Requirements
Pick out the lines below with "cross" and list them.

--- BEGIN ---

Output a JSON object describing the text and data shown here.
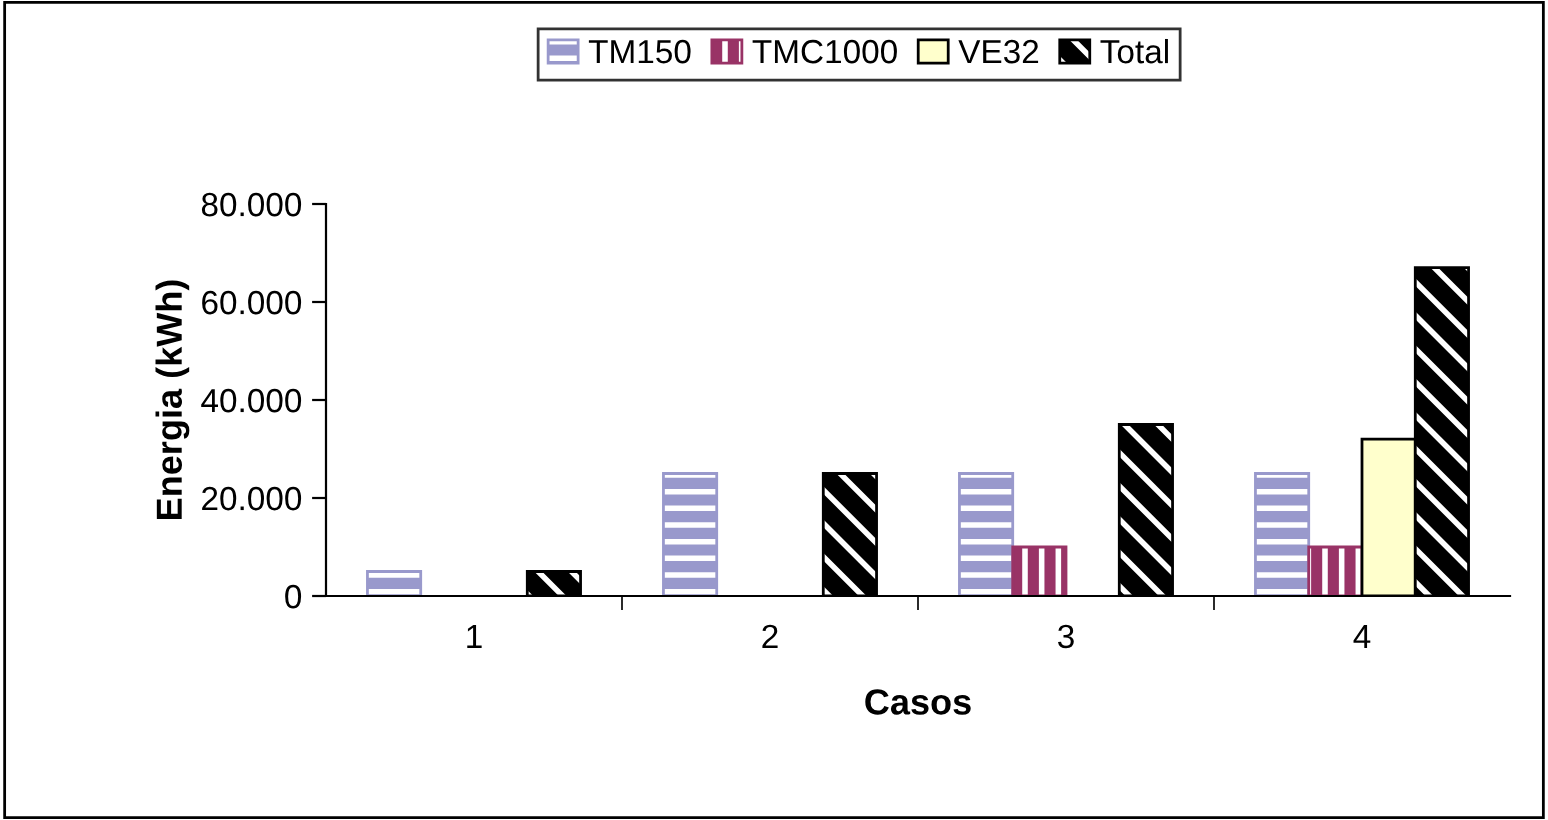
{
  "chart_data": {
    "type": "bar",
    "xlabel": "Casos",
    "ylabel": "Energia (kWh)",
    "categories": [
      "1",
      "2",
      "3",
      "4"
    ],
    "series": [
      {
        "name": "TM150",
        "color": "#9999cc",
        "values": [
          5000,
          25000,
          25000,
          25000
        ]
      },
      {
        "name": "TMC1000",
        "color": "#993366",
        "values": [
          null,
          null,
          10000,
          10000
        ]
      },
      {
        "name": "VE32",
        "color": "#ffffcc",
        "values": [
          null,
          null,
          null,
          32000
        ]
      },
      {
        "name": "Total",
        "color": "#000000",
        "values": [
          5000,
          25000,
          35000,
          67000
        ]
      }
    ],
    "ylim": [
      0,
      80000
    ],
    "yticks": [
      {
        "value": 0,
        "label": "0"
      },
      {
        "value": 20000,
        "label": "20.000"
      },
      {
        "value": 40000,
        "label": "40.000"
      },
      {
        "value": 60000,
        "label": "60.000"
      },
      {
        "value": 80000,
        "label": "80.000"
      }
    ],
    "grid": false,
    "legend": "top"
  }
}
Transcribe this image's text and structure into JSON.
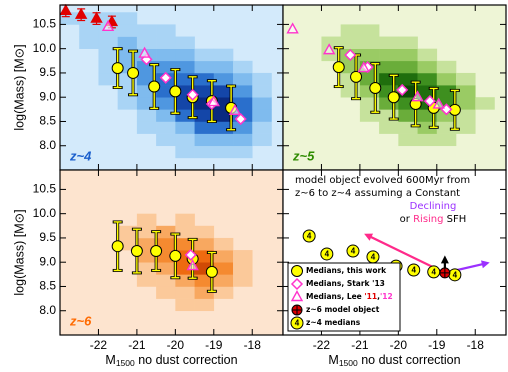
{
  "chart_data": [
    {
      "type": "heatmap",
      "panel_label": "z~4",
      "label_color": "#1a5fcc",
      "background": "#d3eafb",
      "xlim": [
        -23,
        -17.2
      ],
      "ylim": [
        7.5,
        10.9
      ],
      "xticks": [
        -22,
        -21,
        -20,
        -19,
        -18
      ],
      "xtick_labels": false,
      "yticks": [
        {
          "value": 8,
          "label": "8.0"
        },
        8.5,
        {
          "value": 9,
          "label": "9.0"
        },
        9.5,
        {
          "value": 10,
          "label": "10.0"
        },
        10.5
      ],
      "ytick_labels": true,
      "ylabel": "log(Mass) [M⊙]",
      "heatmap": {
        "x_edges": [
          -23,
          -22.5,
          -22,
          -21.5,
          -21,
          -20.5,
          -20,
          -19.5,
          -19,
          -18.5,
          -18,
          -17.5
        ],
        "y_edges": [
          7.75,
          8,
          8.25,
          8.5,
          8.75,
          9,
          9.25,
          9.5,
          9.75,
          10,
          10.25,
          10.5,
          10.75
        ],
        "colors": [
          "#a9d4f5",
          "#7fbbee",
          "#4f97e0",
          "#2a6fcc",
          "#1446a8",
          "#0a2a80"
        ],
        "counts": [
          [
            0,
            0,
            0,
            0,
            0,
            0,
            1,
            1,
            1,
            1,
            0
          ],
          [
            0,
            0,
            0,
            0,
            0,
            1,
            1,
            2,
            2,
            2,
            1
          ],
          [
            0,
            0,
            0,
            0,
            1,
            1,
            2,
            4,
            4,
            3,
            1
          ],
          [
            0,
            0,
            0,
            0,
            1,
            2,
            4,
            5,
            6,
            4,
            2
          ],
          [
            0,
            0,
            0,
            1,
            2,
            3,
            5,
            6,
            6,
            4,
            2
          ],
          [
            0,
            0,
            0,
            1,
            2,
            4,
            5,
            5,
            5,
            3,
            1
          ],
          [
            0,
            0,
            1,
            1,
            3,
            4,
            4,
            4,
            3,
            2,
            1
          ],
          [
            0,
            0,
            1,
            2,
            3,
            3,
            3,
            2,
            2,
            1,
            0
          ],
          [
            0,
            0,
            1,
            2,
            2,
            2,
            2,
            1,
            1,
            0,
            0
          ],
          [
            0,
            1,
            1,
            2,
            1,
            1,
            1,
            0,
            0,
            0,
            0
          ],
          [
            0,
            1,
            1,
            1,
            1,
            1,
            0,
            0,
            0,
            0,
            0
          ],
          [
            1,
            1,
            1,
            1,
            0,
            0,
            0,
            0,
            0,
            0,
            0
          ]
        ]
      },
      "series": [
        {
          "marker": "triangle-filled",
          "color": "#e00000",
          "x": [
            -22.85,
            -22.45,
            -22.05,
            -21.65
          ],
          "values": [
            10.78,
            10.7,
            10.62,
            10.55
          ],
          "errors": [
            0.12,
            0.12,
            0.12,
            0.12
          ]
        },
        {
          "marker": "circle",
          "color": "#ffff00",
          "x": [
            -21.5,
            -21.1,
            -20.55,
            -20.0,
            -19.55,
            -19.05,
            -18.55
          ],
          "values": [
            9.6,
            9.5,
            9.22,
            9.12,
            9.0,
            8.92,
            8.78
          ],
          "errors": [
            0.4,
            0.45,
            0.45,
            0.45,
            0.42,
            0.42,
            0.45
          ]
        },
        {
          "marker": "diamond",
          "color": "#ff33cc",
          "x": [
            -20.75,
            -20.25,
            -19.55,
            -19.05,
            -18.3
          ],
          "values": [
            9.78,
            9.4,
            9.05,
            8.86,
            8.55
          ]
        },
        {
          "marker": "triangle",
          "color": "#ff33cc",
          "x": [
            -21.75,
            -20.8,
            -19.0,
            -18.45
          ],
          "values": [
            10.45,
            9.9,
            8.9,
            8.72
          ]
        }
      ]
    },
    {
      "type": "heatmap",
      "panel_label": "z~5",
      "label_color": "#2e8b00",
      "background": "#eef5d6",
      "xlim": [
        -23,
        -17.2
      ],
      "ylim": [
        7.5,
        10.9
      ],
      "xticks": [
        -22,
        -21,
        -20,
        -19,
        -18
      ],
      "xtick_labels": false,
      "yticks": [
        8,
        8.5,
        9,
        9.5,
        10,
        10.5
      ],
      "ytick_labels": false,
      "heatmap": {
        "x_edges": [
          -23,
          -22.5,
          -22,
          -21.5,
          -21,
          -20.5,
          -20,
          -19.5,
          -19,
          -18.5,
          -18,
          -17.5
        ],
        "y_edges": [
          7.75,
          8,
          8.25,
          8.5,
          8.75,
          9,
          9.25,
          9.5,
          9.75,
          10,
          10.25,
          10.5,
          10.75
        ],
        "colors": [
          "#c6e29c",
          "#9acb64",
          "#6aad3a",
          "#3e8f1f",
          "#1f6e0d",
          "#0d4a05"
        ],
        "counts": [
          [
            0,
            0,
            0,
            0,
            0,
            0,
            0,
            0,
            0,
            0,
            0
          ],
          [
            0,
            0,
            0,
            0,
            0,
            0,
            1,
            1,
            1,
            0,
            0
          ],
          [
            0,
            0,
            0,
            0,
            0,
            1,
            1,
            2,
            1,
            1,
            0
          ],
          [
            0,
            0,
            0,
            0,
            1,
            1,
            3,
            3,
            2,
            1,
            0
          ],
          [
            0,
            0,
            0,
            0,
            1,
            3,
            4,
            5,
            4,
            2,
            1
          ],
          [
            0,
            0,
            0,
            1,
            2,
            4,
            6,
            5,
            4,
            2,
            0
          ],
          [
            0,
            0,
            0,
            1,
            3,
            5,
            5,
            4,
            2,
            1,
            0
          ],
          [
            0,
            0,
            0,
            2,
            3,
            3,
            3,
            2,
            1,
            0,
            0
          ],
          [
            0,
            0,
            1,
            2,
            2,
            2,
            2,
            1,
            0,
            0,
            0
          ],
          [
            0,
            0,
            1,
            1,
            1,
            1,
            1,
            0,
            0,
            0,
            0
          ],
          [
            0,
            0,
            0,
            1,
            1,
            0,
            0,
            0,
            0,
            0,
            0
          ],
          [
            0,
            0,
            0,
            0,
            0,
            0,
            0,
            0,
            0,
            0,
            0
          ]
        ]
      },
      "series": [
        {
          "marker": "circle",
          "color": "#ffff00",
          "x": [
            -21.55,
            -21.1,
            -20.6,
            -20.12,
            -19.55,
            -19.08,
            -18.53
          ],
          "values": [
            9.62,
            9.42,
            9.19,
            9.0,
            8.86,
            8.78,
            8.74
          ],
          "errors": [
            0.4,
            0.45,
            0.5,
            0.45,
            0.45,
            0.4,
            0.4
          ]
        },
        {
          "marker": "diamond",
          "color": "#ff33cc",
          "x": [
            -21.25,
            -20.8,
            -19.9,
            -19.18,
            -18.75
          ],
          "values": [
            9.87,
            9.62,
            9.15,
            8.92,
            8.75
          ]
        },
        {
          "marker": "triangle",
          "color": "#ff33cc",
          "x": [
            -22.75,
            -21.8,
            -20.9,
            -19.5,
            -18.95
          ],
          "values": [
            10.4,
            9.97,
            9.6,
            9.0,
            8.85
          ]
        }
      ]
    },
    {
      "type": "heatmap",
      "panel_label": "z~6",
      "label_color": "#ff6a00",
      "background": "#fde4cf",
      "xlim": [
        -23,
        -17.2
      ],
      "ylim": [
        7.5,
        10.9
      ],
      "xticks": [
        -22,
        -21,
        -20,
        -19,
        -18
      ],
      "xtick_labels": true,
      "yticks": [
        {
          "value": 8,
          "label": "8.0"
        },
        8.5,
        {
          "value": 9,
          "label": "9.0"
        },
        9.5,
        {
          "value": 10,
          "label": "10.0"
        },
        10.5
      ],
      "ytick_labels": true,
      "ylabel": "log(Mass) [M⊙]",
      "xlabel": [
        "M",
        "1500",
        " no dust correction"
      ],
      "heatmap": {
        "x_edges": [
          -23,
          -22.5,
          -22,
          -21.5,
          -21,
          -20.5,
          -20,
          -19.5,
          -19,
          -18.5,
          -18,
          -17.5
        ],
        "y_edges": [
          7.75,
          8,
          8.25,
          8.5,
          8.75,
          9,
          9.25,
          9.5,
          9.75,
          10,
          10.25,
          10.5,
          10.75
        ],
        "colors": [
          "#fbc99a",
          "#f8a860",
          "#f58a30",
          "#ee6a10",
          "#d04a05",
          "#a02a00"
        ],
        "counts": [
          [
            0,
            0,
            0,
            0,
            0,
            0,
            0,
            0,
            0,
            0,
            0
          ],
          [
            0,
            0,
            0,
            0,
            0,
            0,
            1,
            1,
            0,
            0,
            0
          ],
          [
            0,
            0,
            0,
            0,
            0,
            1,
            1,
            2,
            1,
            0,
            0
          ],
          [
            0,
            0,
            0,
            0,
            1,
            1,
            2,
            3,
            2,
            1,
            0
          ],
          [
            0,
            0,
            0,
            0,
            1,
            2,
            4,
            5,
            3,
            1,
            0
          ],
          [
            0,
            0,
            0,
            0,
            2,
            3,
            4,
            4,
            2,
            1,
            0
          ],
          [
            0,
            0,
            0,
            1,
            2,
            3,
            3,
            2,
            1,
            0,
            0
          ],
          [
            0,
            0,
            0,
            1,
            1,
            2,
            1,
            1,
            0,
            0,
            0
          ],
          [
            0,
            0,
            0,
            0,
            1,
            0,
            1,
            0,
            0,
            0,
            0
          ],
          [
            0,
            0,
            0,
            0,
            0,
            0,
            0,
            0,
            0,
            0,
            0
          ],
          [
            0,
            0,
            0,
            0,
            0,
            0,
            0,
            0,
            0,
            0,
            0
          ],
          [
            0,
            0,
            0,
            0,
            0,
            0,
            0,
            0,
            0,
            0,
            0
          ]
        ]
      },
      "series": [
        {
          "marker": "circle",
          "color": "#ffff00",
          "x": [
            -21.5,
            -21.0,
            -20.5,
            -20.0,
            -19.55,
            -19.05
          ],
          "values": [
            9.33,
            9.23,
            9.23,
            9.13,
            9.07,
            8.8
          ],
          "errors": [
            0.5,
            0.45,
            0.4,
            0.45,
            0.4,
            0.4
          ]
        },
        {
          "marker": "diamond",
          "color": "#ff33cc",
          "x": [
            -19.6
          ],
          "values": [
            9.15
          ]
        },
        {
          "marker": "triangle",
          "color": "#ff33cc",
          "x": [
            -19.55
          ],
          "values": [
            8.92
          ]
        }
      ]
    },
    {
      "type": "scatter",
      "background": "#ffffff",
      "xlim": [
        -23,
        -17.2
      ],
      "ylim": [
        7.5,
        10.9
      ],
      "xticks": [
        -22,
        -21,
        -20,
        -19,
        -18
      ],
      "xtick_labels": true,
      "yticks": [
        8,
        8.5,
        9,
        9.5,
        10,
        10.5
      ],
      "ytick_labels": false,
      "xlabel": [
        "M",
        "1500",
        " no dust correction"
      ],
      "series": [
        {
          "marker": "circle-labeled",
          "color": "#ffff00",
          "point_label": "4",
          "x": [
            -22.32,
            -21.86,
            -21.18,
            -20.66,
            -20.06,
            -19.6,
            -19.08,
            -18.53
          ],
          "values": [
            9.54,
            9.17,
            9.23,
            9.11,
            8.92,
            8.84,
            8.8,
            8.74
          ]
        }
      ],
      "arrows": [
        {
          "color": "#000000",
          "x": [
            -18.79,
            -18.79
          ],
          "values": [
            8.78,
            9.08
          ]
        },
        {
          "color": "#ff2a8a",
          "x": [
            -18.79,
            -20.82
          ],
          "values": [
            8.78,
            9.56
          ]
        },
        {
          "color": "#9b30ff",
          "x": [
            -18.79,
            -17.7
          ],
          "values": [
            8.78,
            8.98
          ]
        }
      ],
      "model_object": {
        "marker": "cross-circle",
        "color": "#e00000",
        "x": -18.79,
        "value": 8.78
      },
      "note": {
        "lines": [
          "model object evolved 600Myr from",
          "z~6 to z~4 assuming a Constant"
        ],
        "declining": "Declining",
        "declining_color": "#9b30ff",
        "or": "or ",
        "rising": "Rising",
        "rising_color": "#ff2a8a",
        "sfh": " SFH"
      },
      "legend": [
        {
          "label": [
            "Medians, this work"
          ],
          "marker": "circle",
          "color": "#ffff00"
        },
        {
          "label": [
            "Medians, Stark '13"
          ],
          "marker": "diamond",
          "color": "#ff33cc"
        },
        {
          "label": [
            "Medians, Lee ",
            "'11",
            ",",
            "'12"
          ],
          "label_colors": [
            "#000000",
            "#e00000",
            "#000000",
            "#ff33cc"
          ],
          "marker": "triangle",
          "color": "#ff33cc"
        },
        {
          "label": [
            "z~6 model object"
          ],
          "marker": "cross-circle",
          "color": "#e00000"
        },
        {
          "label": [
            "z~4 medians"
          ],
          "marker": "circle-labeled",
          "color": "#ffff00"
        }
      ]
    }
  ]
}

--- END ---

Reply to the task
        "marker": "cross-circle",
          "marker": "cross-circle",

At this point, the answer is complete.